> [EXERCISE GOAL] Transcribe the records that follow, preserving every word.

————————

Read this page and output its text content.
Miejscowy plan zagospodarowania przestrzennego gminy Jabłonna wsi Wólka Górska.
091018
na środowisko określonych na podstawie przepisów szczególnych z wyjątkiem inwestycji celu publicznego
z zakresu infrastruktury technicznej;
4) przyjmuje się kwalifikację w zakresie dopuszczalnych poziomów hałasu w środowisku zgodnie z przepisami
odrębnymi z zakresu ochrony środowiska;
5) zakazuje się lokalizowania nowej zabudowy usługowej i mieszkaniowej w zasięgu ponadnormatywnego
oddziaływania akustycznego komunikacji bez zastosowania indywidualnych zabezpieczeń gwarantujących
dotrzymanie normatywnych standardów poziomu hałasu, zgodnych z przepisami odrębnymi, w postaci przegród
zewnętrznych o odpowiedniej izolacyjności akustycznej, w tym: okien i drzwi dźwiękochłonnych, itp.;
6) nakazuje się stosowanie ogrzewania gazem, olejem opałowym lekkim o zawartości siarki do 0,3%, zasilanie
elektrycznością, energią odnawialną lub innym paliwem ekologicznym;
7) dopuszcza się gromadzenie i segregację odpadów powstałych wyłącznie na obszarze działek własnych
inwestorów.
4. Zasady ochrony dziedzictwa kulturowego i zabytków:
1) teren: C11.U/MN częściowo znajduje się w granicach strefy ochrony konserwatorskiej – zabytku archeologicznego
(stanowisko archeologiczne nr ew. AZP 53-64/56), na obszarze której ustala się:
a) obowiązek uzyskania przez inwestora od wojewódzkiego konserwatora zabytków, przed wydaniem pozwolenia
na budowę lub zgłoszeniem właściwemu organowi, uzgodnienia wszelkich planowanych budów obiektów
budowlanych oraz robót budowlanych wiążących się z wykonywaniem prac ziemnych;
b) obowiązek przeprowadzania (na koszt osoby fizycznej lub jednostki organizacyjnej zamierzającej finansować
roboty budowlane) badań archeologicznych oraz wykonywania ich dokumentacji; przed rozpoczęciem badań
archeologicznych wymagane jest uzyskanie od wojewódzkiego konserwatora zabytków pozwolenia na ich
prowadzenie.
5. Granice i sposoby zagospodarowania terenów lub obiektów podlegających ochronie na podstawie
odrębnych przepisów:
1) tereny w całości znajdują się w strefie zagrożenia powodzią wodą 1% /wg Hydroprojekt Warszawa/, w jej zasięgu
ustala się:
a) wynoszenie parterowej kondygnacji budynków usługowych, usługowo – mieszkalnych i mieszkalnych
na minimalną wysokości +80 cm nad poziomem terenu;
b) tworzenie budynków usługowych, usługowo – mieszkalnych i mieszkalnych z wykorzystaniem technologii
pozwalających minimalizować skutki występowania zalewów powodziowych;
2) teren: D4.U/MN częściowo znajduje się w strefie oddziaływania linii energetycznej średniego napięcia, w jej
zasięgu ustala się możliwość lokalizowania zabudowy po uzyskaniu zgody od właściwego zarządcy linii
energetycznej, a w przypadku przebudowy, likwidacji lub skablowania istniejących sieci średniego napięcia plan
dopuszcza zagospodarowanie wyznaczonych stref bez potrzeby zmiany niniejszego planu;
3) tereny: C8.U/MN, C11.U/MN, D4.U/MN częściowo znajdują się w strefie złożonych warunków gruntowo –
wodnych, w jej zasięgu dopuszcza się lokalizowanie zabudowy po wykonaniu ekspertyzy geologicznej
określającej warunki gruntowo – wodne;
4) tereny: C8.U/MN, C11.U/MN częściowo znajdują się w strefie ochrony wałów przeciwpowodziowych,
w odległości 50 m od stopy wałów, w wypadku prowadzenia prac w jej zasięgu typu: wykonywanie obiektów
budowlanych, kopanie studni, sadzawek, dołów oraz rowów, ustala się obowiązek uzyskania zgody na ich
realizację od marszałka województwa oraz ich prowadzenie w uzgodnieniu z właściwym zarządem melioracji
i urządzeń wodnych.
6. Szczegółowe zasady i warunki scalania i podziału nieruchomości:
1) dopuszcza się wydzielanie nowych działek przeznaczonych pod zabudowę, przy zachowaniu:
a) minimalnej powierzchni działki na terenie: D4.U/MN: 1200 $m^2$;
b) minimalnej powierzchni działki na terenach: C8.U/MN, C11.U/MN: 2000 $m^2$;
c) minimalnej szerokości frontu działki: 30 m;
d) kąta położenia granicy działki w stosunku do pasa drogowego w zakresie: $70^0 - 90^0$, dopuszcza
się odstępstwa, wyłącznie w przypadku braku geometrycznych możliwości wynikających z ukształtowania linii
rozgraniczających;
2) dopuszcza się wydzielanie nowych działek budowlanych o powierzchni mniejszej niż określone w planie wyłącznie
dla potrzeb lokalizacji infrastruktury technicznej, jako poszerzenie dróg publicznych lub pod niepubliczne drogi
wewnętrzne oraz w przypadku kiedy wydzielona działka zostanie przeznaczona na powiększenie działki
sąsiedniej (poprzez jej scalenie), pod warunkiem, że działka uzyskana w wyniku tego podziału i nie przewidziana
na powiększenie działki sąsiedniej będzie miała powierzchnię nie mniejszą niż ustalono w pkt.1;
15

————————

> [ANSWER TO THE PROBLEM]
Read this page and output its text content.
Miejscowy plan zagospodarowania przestrzennego gminy Jabłonna wsi Wólka Górska.
091018
na środowisko określonych na podstawie przepisów szczególnych z wyjątkiem inwestycji celu publicznego
z zakresu infrastruktury technicznej;
4) przyjmuje się kwalifikację w zakresie dopuszczalnych poziomów hałasu w środowisku zgodnie z przepisami
odrębnymi z zakresu ochrony środowiska;
5) zakazuje się lokalizowania nowej zabudowy usługowej i mieszkaniowej w zasięgu ponadnormatywnego
oddziaływania akustycznego komunikacji bez zastosowania indywidualnych zabezpieczeń gwarantujących
dotrzymanie normatywnych standardów poziomu hałasu, zgodnych z przepisami odrębnymi, w postaci przegród
zewnętrznych o odpowiedniej izolacyjności akustycznej, w tym: okien i drzwi dźwiękochłonnych, itp.;
6) nakazuje się stosowanie ogrzewania gazem, olejem opałowym lekkim o zawartości siarki do 0,3%, zasilanie
elektrycznością, energią odnawialną lub innym paliwem ekologicznym;
7) dopuszcza się gromadzenie i segregację odpadów powstałych wyłącznie na obszarze działek własnych
inwestorów.
4. Zasady ochrony dziedzictwa kulturowego i zabytków:
1) teren: C11.U/MN częściowo znajduje się w granicach strefy ochrony konserwatorskiej – zabytku archeologicznego
(stanowisko archeologiczne nr ew. AZP 53-64/56), na obszarze której ustala się:
a) obowiązek uzyskania przez inwestora od wojewódzkiego konserwatora zabytków, przed wydaniem pozwolenia
na budowę lub zgłoszeniem właściwemu organowi, uzgodnienia wszelkich planowanych budów obiektów
budowlanych oraz robót budowlanych wiążących się z wykonywaniem prac ziemnych;
b) obowiązek przeprowadzania (na koszt osoby fizycznej lub jednostki organizacyjnej zamierzającej finansować
roboty budowlane) badań archeologicznych oraz wykonywania ich dokumentacji; przed rozpoczęciem badań
archeologicznych wymagane jest uzyskanie od wojewódzkiego konserwatora zabytków pozwolenia na ich
prowadzenie.
5. Granice i sposoby zagospodarowania terenów lub obiektów podlegających ochronie na podstawie
odrębnych przepisów:
1) tereny w całości znajdują się w strefie zagrożenia powodzią wodą 1% /wg Hydroprojekt Warszawa/, w jej zasięgu
ustala się:
a) wynoszenie parterowej kondygnacji budynków usługowych, usługowo – mieszkalnych i mieszkalnych
na minimalną wysokości +80 cm nad poziomem terenu;
b) tworzenie budynków usługowych, usługowo – mieszkalnych i mieszkalnych z wykorzystaniem technologii
pozwalających minimalizować skutki występowania zalewów powodziowych;
2) teren: D4.U/MN częściowo znajduje się w strefie oddziaływania linii energetycznej średniego napięcia, w jej
zasięgu ustala się możliwość lokalizowania zabudowy po uzyskaniu zgody od właściwego zarządcy linii
energetycznej, a w przypadku przebudowy, likwidacji lub skablowania istniejących sieci średniego napięcia plan
dopuszcza zagospodarowanie wyznaczonych stref bez potrzeby zmiany niniejszego planu;
3) tereny: C8.U/MN, C11.U/MN, D4.U/MN częściowo znajdują się w strefie złożonych warunków gruntowo –
wodnych, w jej zasięgu dopuszcza się lokalizowanie zabudowy po wykonaniu ekspertyzy geologicznej
określającej warunki gruntowo – wodne;
4) tereny: C8.U/MN, C11.U/MN częściowo znajdują się w strefie ochrony wałów przeciwpowodziowych,
w odległości 50 m od stopy wałów, w wypadku prowadzenia prac w jej zasięgu typu: wykonywanie obiektów
budowlanych, kopanie studni, sadzawek, dołów oraz rowów, ustala się obowiązek uzyskania zgody na ich
realizację od marszałka województwa oraz ich prowadzenie w uzgodnieniu z właściwym zarządem melioracji
i urządzeń wodnych.
6. Szczegółowe zasady i warunki scalania i podziału nieruchomości:
1) dopuszcza się wydzielanie nowych działek przeznaczonych pod zabudowę, przy zachowaniu:
a) minimalnej powierzchni działki na terenie: D4.U/MN: 1200 $m^2$;
b) minimalnej powierzchni działki na terenach: C8.U/MN, C11.U/MN: 2000 $m^2$;
c) minimalnej szerokości frontu działki: 30 m;
d) kąta położenia granicy działki w stosunku do pasa drogowego w zakresie: $70^0 - 90^0$, dopuszcza
się odstępstwa, wyłącznie w przypadku braku geometrycznych możliwości wynikających z ukształtowania linii
rozgraniczających;
2) dopuszcza się wydzielanie nowych działek budowlanych o powierzchni mniejszej niż określone w planie wyłącznie
dla potrzeb lokalizacji infrastruktury technicznej, jako poszerzenie dróg publicznych lub pod niepubliczne drogi
wewnętrzne oraz w przypadku kiedy wydzielona działka zostanie przeznaczona na powiększenie działki
sąsiedniej (poprzez jej scalenie), pod warunkiem, że działka uzyskana w wyniku tego podziału i nie przewidziana
na powiększenie działki sąsiedniej będzie miała powierzchnię nie mniejszą niż ustalono w pkt.1;
15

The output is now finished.